What you have to do. Keep the pictures out and restate every record exactly.

--- Start Extracted records ---

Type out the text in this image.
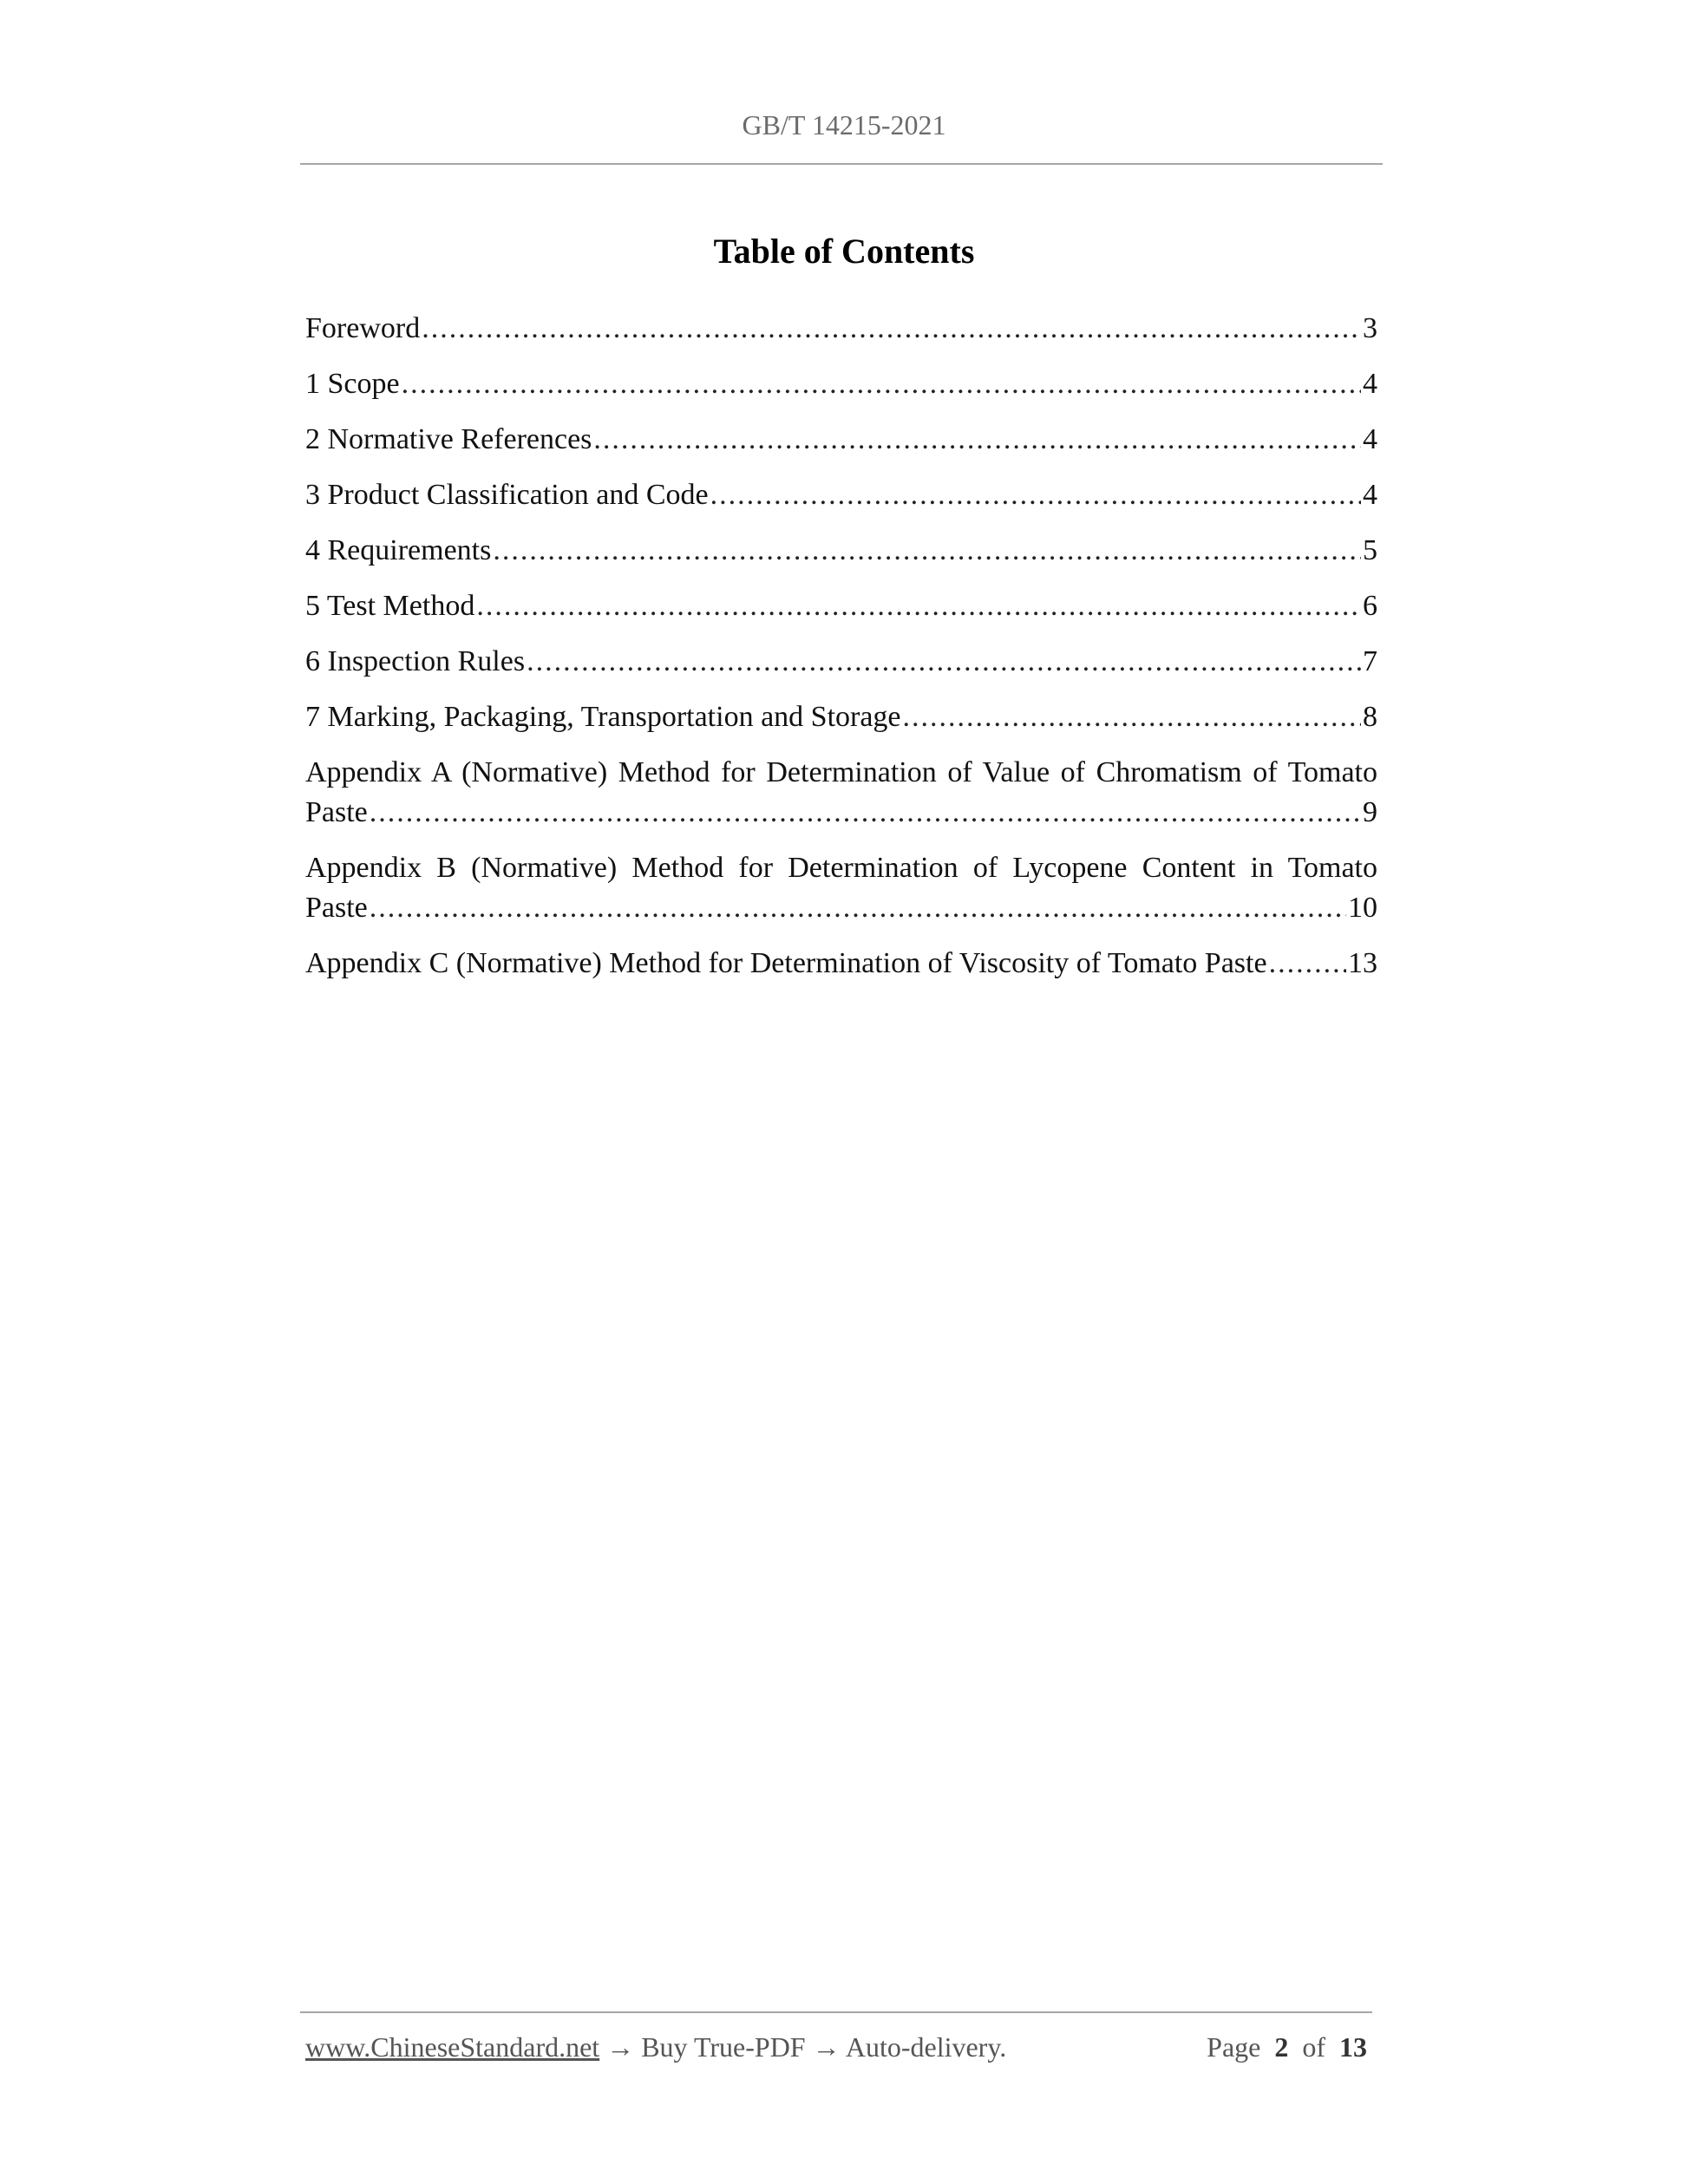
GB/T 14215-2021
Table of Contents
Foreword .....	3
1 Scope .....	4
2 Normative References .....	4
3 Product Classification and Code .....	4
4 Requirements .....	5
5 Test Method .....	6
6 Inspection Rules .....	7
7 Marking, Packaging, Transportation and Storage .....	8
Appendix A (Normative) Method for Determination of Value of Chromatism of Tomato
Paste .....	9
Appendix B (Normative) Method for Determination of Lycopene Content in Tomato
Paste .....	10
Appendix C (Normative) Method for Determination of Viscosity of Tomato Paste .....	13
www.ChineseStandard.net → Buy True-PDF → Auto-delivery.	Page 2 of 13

--- End Extracted records ---

Correct result.
Type out the text in this image.
GB/T 14215-2021
Table of Contents
Foreword .....	3
1 Scope .....	4
2 Normative References .....	4
3 Product Classification and Code .....	4
4 Requirements .....	5
5 Test Method .....	6
6 Inspection Rules .....	7
7 Marking, Packaging, Transportation and Storage .....	8
Appendix A (Normative) Method for Determination of Value of Chromatism of Tomato
Paste .....	9
Appendix B (Normative) Method for Determination of Lycopene Content in Tomato
Paste .....	10
Appendix C (Normative) Method for Determination of Viscosity of Tomato Paste .....	13
www.ChineseStandard.net → Buy True-PDF → Auto-delivery.	Page 2 of 13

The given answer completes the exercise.